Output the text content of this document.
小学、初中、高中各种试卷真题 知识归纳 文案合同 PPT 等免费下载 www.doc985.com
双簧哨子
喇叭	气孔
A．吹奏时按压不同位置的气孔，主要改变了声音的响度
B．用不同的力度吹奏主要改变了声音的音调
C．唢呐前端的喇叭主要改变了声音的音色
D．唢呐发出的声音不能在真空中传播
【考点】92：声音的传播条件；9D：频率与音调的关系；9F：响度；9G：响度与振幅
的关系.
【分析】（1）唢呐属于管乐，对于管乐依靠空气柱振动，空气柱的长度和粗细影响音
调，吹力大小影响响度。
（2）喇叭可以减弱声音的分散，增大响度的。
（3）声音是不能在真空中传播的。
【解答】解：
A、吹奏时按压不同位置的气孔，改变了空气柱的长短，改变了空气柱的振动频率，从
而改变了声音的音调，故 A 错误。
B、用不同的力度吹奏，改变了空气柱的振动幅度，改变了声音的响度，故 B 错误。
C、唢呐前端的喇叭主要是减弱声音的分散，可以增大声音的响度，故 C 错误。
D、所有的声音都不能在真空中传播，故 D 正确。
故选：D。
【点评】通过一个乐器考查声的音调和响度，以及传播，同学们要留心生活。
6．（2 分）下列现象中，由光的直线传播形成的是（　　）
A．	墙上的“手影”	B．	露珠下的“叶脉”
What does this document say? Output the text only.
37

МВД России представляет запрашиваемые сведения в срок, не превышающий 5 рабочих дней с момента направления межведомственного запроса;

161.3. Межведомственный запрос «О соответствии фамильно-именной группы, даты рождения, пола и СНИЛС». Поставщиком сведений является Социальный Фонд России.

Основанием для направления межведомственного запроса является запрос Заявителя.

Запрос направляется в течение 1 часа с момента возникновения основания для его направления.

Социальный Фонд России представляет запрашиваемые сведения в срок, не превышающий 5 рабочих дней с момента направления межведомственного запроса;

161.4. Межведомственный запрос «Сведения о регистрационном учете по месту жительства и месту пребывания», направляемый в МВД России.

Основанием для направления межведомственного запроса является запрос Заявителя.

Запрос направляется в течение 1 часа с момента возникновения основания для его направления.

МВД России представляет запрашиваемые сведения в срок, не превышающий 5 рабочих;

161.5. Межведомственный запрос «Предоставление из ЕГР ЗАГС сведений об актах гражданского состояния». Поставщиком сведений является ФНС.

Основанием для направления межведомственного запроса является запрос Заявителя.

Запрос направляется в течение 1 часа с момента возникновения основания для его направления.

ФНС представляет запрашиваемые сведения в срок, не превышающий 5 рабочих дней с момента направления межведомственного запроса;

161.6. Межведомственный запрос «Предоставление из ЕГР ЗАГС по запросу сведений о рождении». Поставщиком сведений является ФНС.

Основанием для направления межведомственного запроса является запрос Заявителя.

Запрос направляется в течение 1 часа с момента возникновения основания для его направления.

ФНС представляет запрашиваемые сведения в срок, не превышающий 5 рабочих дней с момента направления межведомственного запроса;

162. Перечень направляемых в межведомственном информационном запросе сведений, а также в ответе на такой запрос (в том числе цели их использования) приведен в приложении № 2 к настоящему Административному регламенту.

┄┄┄┄┄┄

How many lines in the listing above contain "Предоставление"? Answer with the number alone.

2